Go through the records and show each line where the word "significativa" occurs.

**Supplied material**

################

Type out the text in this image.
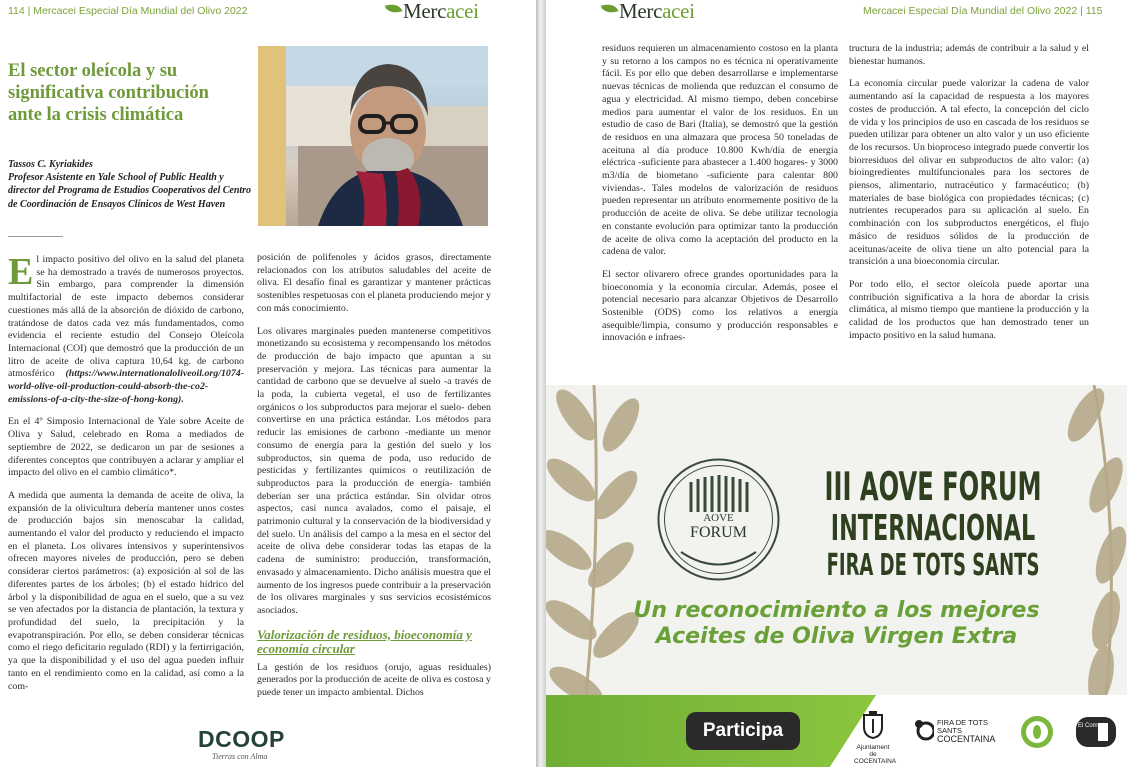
114 | Mercacei Especial Día Mundial del Olivo 2022	Mercacei
El sector oleícola y su significativa contribución ante la crisis climática
Tassos C. Kyriakides
Profesor Asistente en Yale School of Public Health y director del Programa de Estudios Cooperativos del Centro de Coordinación de Ensayos Clínicos de West Haven

El impacto positivo del olivo en la salud del planeta se ha demostrado a través de numerosos proyectos. Sin embargo, para comprender la dimensión multifactorial de este impacto debemos considerar cuestiones más allá de la absorción de dióxido de carbono, tratándose de datos cada vez más fundamentados, como evidencia el reciente estudio del Consejo Oleícola Internacional (COI) que demostró que la producción de un litro de aceite de oliva captura 10,64 kg. de carbono atmosférico (https://www.internationaloliveoil.org/1074-world-olive-oil-production-could-absorb-the-co2-emissions-of-a-city-the-size-of-hong-kong).

En el 4º Simposio Internacional de Yale sobre Aceite de Oliva y Salud, celebrado en Roma a mediados de septiembre de 2022, se dedicaron un par de sesiones a diferentes conceptos que contribuyen a aclarar y ampliar el impacto del olivo en el cambio climático*.

A medida que aumenta la demanda de aceite de oliva, la expansión de la olivicultura debería mantener unos costes de producción bajos sin menoscabar la calidad, aumentando el valor del producto y reduciendo el impacto en el planeta. Los olivares intensivos y superintensivos ofrecen mayores niveles de producción, pero se deben considerar ciertos parámetros: (a) exposición al sol de las diferentes partes de los árboles; (b) el estado hídrico del árbol y la disponibilidad de agua en el suelo, que a su vez se ven afectados por la distancia de plantación, la textura y profundidad del suelo, la precipitación y la evapotranspiración. Por ello, se deben considerar técnicas como el riego deficitario regulado (RDI) y la fertirrigación, ya que la disponibilidad y el uso del agua pueden influir tanto en el rendimiento como en la calidad, así como a la com-

posición de polifenoles y ácidos grasos, directamente relacionados con los atributos saludables del aceite de oliva. El desafío final es garantizar y mantener prácticas sostenibles respetuosas con el planeta produciendo mejor y con más conocimiento.

Los olivares marginales pueden mantenerse competitivos monetizando su ecosistema y recompensando los métodos de producción de bajo impacto que apuntan a su preservación y mejora. Las técnicas para aumentar la cantidad de carbono que se devuelve al suelo -a través de la poda, la cubierta vegetal, el uso de fertilizantes orgánicos o los subproductos para mejorar el suelo- deben convertirse en una práctica estándar. Los métodos para reducir las emisiones de carbono -mediante un menor consumo de energía para la gestión del suelo y los subproductos, sin quema de poda, uso reducido de pesticidas y fertilizantes químicos o reutilización de subproductos para la producción de energía- también deberían ser una práctica estándar. Sin olvidar otros aspectos, casi nunca avalados, como el paisaje, el patrimonio cultural y la conservación de la biodiversidad y del suelo. Un análisis del campo a la mesa en el sector del aceite de oliva debe considerar todas las etapas de la cadena de suministro: producción, transformación, envasado y almacenamiento. Dicho análisis muestra que el aumento de los ingresos puede contribuir a la preservación de los olivares marginales y sus servicios ecosistémicos asociados.

Valorización de residuos, bioeconomía y economía circular

La gestión de los residuos (orujo, aguas residuales) generados por la producción de aceite de oliva es costosa y puede tener un impacto ambiental. Dichos

DCOOP
Tierras con Alma
Mercacei	Mercacei Especial Día Mundial del Olivo 2022 | 115

residuos requieren un almacenamiento costoso en la planta y su retorno a los campos no es técnica ni operativamente fácil. Es por ello que deben desarrollarse e implementarse nuevas técnicas de molienda que reduzcan el consumo de agua y electricidad. Al mismo tiempo, deben concebirse medios para aumentar el valor de los residuos. En un estudio de caso de Bari (Italia), se demostró que la gestión de residuos en una almazara que procesa 50 toneladas de aceituna al día produce 10.800 Kwh/día de energía eléctrica -suficiente para abastecer a 1.400 hogares- y 3000 m3/día de biometano -suficiente para calentar 800 viviendas-. Tales modelos de valorización de residuos pueden representar un atributo enormemente positivo de la producción de aceite de oliva. Se debe utilizar tecnología en constante evolución para optimizar tanto la producción de aceite de oliva como la aceptación del producto en la cadena de valor.

El sector olivarero ofrece grandes oportunidades para la bioeconomía y la economía circular. Además, posee el potencial necesario para alcanzar Objetivos de Desarrollo Sostenible (ODS) como los relativos a energía asequible/limpia, consumo y producción responsables e innovación e infraes-

tructura de la industria; además de contribuir a la salud y el bienestar humanos.

La economía circular puede valorizar la cadena de valor aumentando así la capacidad de respuesta a los mayores costes de producción. A tal efecto, la concepción del ciclo de vida y los principios de uso en cascada de los residuos se pueden utilizar para obtener un alto valor y un uso eficiente de los recursos. Un bioproceso integrado puede convertir los biorresiduos del olivar en subproductos de alto valor: (a) bioingredientes multifuncionales para los sectores de piensos, alimentario, nutracéutico y farmacéutico; (b) materiales de base biológica con propiedades técnicas; (c) nutrientes recuperados para su aplicación al suelo. En combinación con los subproductos energéticos, el flujo másico de residuos sólidos de la producción de aceitunas/aceite de oliva tiene un alto potencial para la transición a una bioeconomía circular.

Por todo ello, el sector oleícola puede aportar una contribución significativa a la hora de abordar la crisis climática, al mismo tiempo que mantiene la producción y la calidad de los productos que han demostrado tener un impacto positivo en la salud humana.

AOVE
FORUM
III AOVE FORUM
INTERNACIONAL
FIRA DE TOTS SANTS
Un reconocimiento a los mejores
Aceites de Oliva Virgen Extra
Participa
Ajuntament de COCENTAINA
FIRA DE TOTS SANTS
COCENTAINA
El Comtat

################

**Result of this exercise**
El sector oleícola y su significativa contribución ante la crisis climática
Por todo ello, el sector oleícola puede aportar una contribución significativa a la hora de abordar la crisis climática, al mismo tiempo que mantiene la producción y la calidad de los productos que han demostrado tener un impacto positivo en la salud humana.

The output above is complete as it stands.